▶ **What is being asked**
Using the data below, repeat all of it precisely.

▶ **The records**
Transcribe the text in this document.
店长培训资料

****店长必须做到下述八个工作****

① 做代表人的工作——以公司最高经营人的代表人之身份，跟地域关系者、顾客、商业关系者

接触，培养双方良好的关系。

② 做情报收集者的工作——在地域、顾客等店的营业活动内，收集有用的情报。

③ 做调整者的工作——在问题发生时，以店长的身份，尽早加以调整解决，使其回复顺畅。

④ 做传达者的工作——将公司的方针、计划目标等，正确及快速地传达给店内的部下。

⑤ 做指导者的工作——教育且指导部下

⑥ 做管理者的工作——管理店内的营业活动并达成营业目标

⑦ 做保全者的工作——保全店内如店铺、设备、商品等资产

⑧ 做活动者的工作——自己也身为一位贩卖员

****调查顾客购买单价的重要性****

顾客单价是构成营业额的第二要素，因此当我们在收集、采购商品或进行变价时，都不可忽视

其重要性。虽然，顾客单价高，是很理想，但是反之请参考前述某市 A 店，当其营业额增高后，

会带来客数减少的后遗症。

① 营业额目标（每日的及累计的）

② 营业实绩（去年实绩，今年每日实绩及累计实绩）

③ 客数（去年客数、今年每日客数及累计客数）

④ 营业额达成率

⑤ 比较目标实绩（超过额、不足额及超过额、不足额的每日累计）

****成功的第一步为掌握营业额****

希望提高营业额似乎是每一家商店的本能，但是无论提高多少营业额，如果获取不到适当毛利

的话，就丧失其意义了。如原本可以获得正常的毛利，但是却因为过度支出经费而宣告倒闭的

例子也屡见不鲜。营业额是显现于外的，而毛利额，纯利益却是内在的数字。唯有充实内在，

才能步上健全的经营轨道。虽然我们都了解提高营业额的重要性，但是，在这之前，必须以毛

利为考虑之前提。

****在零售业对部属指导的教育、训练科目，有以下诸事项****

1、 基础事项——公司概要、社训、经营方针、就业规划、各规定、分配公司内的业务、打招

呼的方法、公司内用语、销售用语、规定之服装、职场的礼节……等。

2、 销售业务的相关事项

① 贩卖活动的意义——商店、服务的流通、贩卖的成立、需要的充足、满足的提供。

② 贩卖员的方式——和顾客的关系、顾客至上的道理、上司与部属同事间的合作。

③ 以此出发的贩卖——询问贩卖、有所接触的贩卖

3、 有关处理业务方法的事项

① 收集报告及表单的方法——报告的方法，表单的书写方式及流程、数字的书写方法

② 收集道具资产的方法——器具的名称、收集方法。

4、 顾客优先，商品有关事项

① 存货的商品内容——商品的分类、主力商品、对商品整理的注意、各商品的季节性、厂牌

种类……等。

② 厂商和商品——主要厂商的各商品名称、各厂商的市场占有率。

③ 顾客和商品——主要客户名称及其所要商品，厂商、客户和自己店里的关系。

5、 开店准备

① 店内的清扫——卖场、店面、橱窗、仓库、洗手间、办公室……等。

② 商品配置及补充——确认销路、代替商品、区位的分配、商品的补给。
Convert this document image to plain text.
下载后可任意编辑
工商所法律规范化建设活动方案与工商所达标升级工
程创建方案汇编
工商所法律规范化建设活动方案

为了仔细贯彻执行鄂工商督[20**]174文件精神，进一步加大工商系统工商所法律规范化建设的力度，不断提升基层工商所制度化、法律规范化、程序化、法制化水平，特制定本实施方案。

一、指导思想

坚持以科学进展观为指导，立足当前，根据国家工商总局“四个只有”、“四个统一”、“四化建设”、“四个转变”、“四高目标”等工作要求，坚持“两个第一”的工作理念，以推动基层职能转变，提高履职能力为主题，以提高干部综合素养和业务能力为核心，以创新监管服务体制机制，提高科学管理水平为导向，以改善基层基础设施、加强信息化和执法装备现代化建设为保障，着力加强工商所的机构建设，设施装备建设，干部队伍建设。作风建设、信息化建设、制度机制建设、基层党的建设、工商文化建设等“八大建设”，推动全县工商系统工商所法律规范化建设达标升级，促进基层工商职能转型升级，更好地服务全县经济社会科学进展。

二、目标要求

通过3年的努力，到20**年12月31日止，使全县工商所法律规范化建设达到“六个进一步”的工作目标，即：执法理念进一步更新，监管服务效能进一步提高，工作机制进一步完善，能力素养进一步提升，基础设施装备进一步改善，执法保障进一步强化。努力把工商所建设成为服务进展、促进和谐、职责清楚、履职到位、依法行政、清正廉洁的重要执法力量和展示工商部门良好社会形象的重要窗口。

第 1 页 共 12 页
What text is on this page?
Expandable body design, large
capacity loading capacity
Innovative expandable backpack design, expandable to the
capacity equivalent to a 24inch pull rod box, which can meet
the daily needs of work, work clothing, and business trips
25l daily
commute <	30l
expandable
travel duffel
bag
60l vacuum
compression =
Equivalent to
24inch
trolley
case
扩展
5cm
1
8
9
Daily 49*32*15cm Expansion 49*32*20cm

▶ **Finished exercise**
Transcribe the text in this document.
店长培训资料

****店长必须做到下述八个工作****

① 做代表人的工作——以公司最高经营人的代表人之身份，跟地域关系者、顾客、商业关系者

接触，培养双方良好的关系。

② 做情报收集者的工作——在地域、顾客等店的营业活动内，收集有用的情报。

③ 做调整者的工作——在问题发生时，以店长的身份，尽早加以调整解决，使其回复顺畅。

④ 做传达者的工作——将公司的方针、计划目标等，正确及快速地传达给店内的部下。

⑤ 做指导者的工作——教育且指导部下

⑥ 做管理者的工作——管理店内的营业活动并达成营业目标

⑦ 做保全者的工作——保全店内如店铺、设备、商品等资产

⑧ 做活动者的工作——自己也身为一位贩卖员

****调查顾客购买单价的重要性****

顾客单价是构成营业额的第二要素，因此当我们在收集、采购商品或进行变价时，都不可忽视

其重要性。虽然，顾客单价高，是很理想，但是反之请参考前述某市 A 店，当其营业额增高后，

会带来客数减少的后遗症。

① 营业额目标（每日的及累计的）

② 营业实绩（去年实绩，今年每日实绩及累计实绩）

③ 客数（去年客数、今年每日客数及累计客数）

④ 营业额达成率

⑤ 比较目标实绩（超过额、不足额及超过额、不足额的每日累计）

****成功的第一步为掌握营业额****

希望提高营业额似乎是每一家商店的本能，但是无论提高多少营业额，如果获取不到适当毛利

的话，就丧失其意义了。如原本可以获得正常的毛利，但是却因为过度支出经费而宣告倒闭的

例子也屡见不鲜。营业额是显现于外的，而毛利额，纯利益却是内在的数字。唯有充实内在，

才能步上健全的经营轨道。虽然我们都了解提高营业额的重要性，但是，在这之前，必须以毛

利为考虑之前提。

****在零售业对部属指导的教育、训练科目，有以下诸事项****

1、 基础事项——公司概要、社训、经营方针、就业规划、各规定、分配公司内的业务、打招

呼的方法、公司内用语、销售用语、规定之服装、职场的礼节……等。

2、 销售业务的相关事项

① 贩卖活动的意义——商店、服务的流通、贩卖的成立、需要的充足、满足的提供。

② 贩卖员的方式——和顾客的关系、顾客至上的道理、上司与部属同事间的合作。

③ 以此出发的贩卖——询问贩卖、有所接触的贩卖

3、 有关处理业务方法的事项

① 收集报告及表单的方法——报告的方法，表单的书写方式及流程、数字的书写方法

② 收集道具资产的方法——器具的名称、收集方法。

4、 顾客优先，商品有关事项

① 存货的商品内容——商品的分类、主力商品、对商品整理的注意、各商品的季节性、厂牌

种类……等。

② 厂商和商品——主要厂商的各商品名称、各厂商的市场占有率。

③ 顾客和商品——主要客户名称及其所要商品，厂商、客户和自己店里的关系。

5、 开店准备

① 店内的清扫——卖场、店面、橱窗、仓库、洗手间、办公室……等。

② 商品配置及补充——确认销路、代替商品、区位的分配、商品的补给。
Convert this document image to plain text.
下载后可任意编辑
工商所法律规范化建设活动方案与工商所达标升级工
程创建方案汇编
工商所法律规范化建设活动方案

为了仔细贯彻执行鄂工商督[20**]174文件精神，进一步加大工商系统工商所法律规范化建设的力度，不断提升基层工商所制度化、法律规范化、程序化、法制化水平，特制定本实施方案。

一、指导思想

坚持以科学进展观为指导，立足当前，根据国家工商总局“四个只有”、“四个统一”、“四化建设”、“四个转变”、“四高目标”等工作要求，坚持“两个第一”的工作理念，以推动基层职能转变，提高履职能力为主题，以提高干部综合素养和业务能力为核心，以创新监管服务体制机制，提高科学管理水平为导向，以改善基层基础设施、加强信息化和执法装备现代化建设为保障，着力加强工商所的机构建设，设施装备建设，干部队伍建设。作风建设、信息化建设、制度机制建设、基层党的建设、工商文化建设等“八大建设”，推动全县工商系统工商所法律规范化建设达标升级，促进基层工商职能转型升级，更好地服务全县经济社会科学进展。

二、目标要求

通过3年的努力，到20**年12月31日止，使全县工商所法律规范化建设达到“六个进一步”的工作目标，即：执法理念进一步更新，监管服务效能进一步提高，工作机制进一步完善，能力素养进一步提升，基础设施装备进一步改善，执法保障进一步强化。努力把工商所建设成为服务进展、促进和谐、职责清楚、履职到位、依法行政、清正廉洁的重要执法力量和展示工商部门良好社会形象的重要窗口。

第 1 页 共 12 页
What text is on this page?
Expandable body design, large
capacity loading capacity
Innovative expandable backpack design, expandable to the
capacity equivalent to a 24inch pull rod box, which can meet
the daily needs of work, work clothing, and business trips
25l daily
commute <	30l
expandable
travel duffel
bag
60l vacuum
compression =
Equivalent to
24inch
trolley
case
扩展
5cm
1
8
9
Daily 49*32*15cm Expansion 49*32*20cm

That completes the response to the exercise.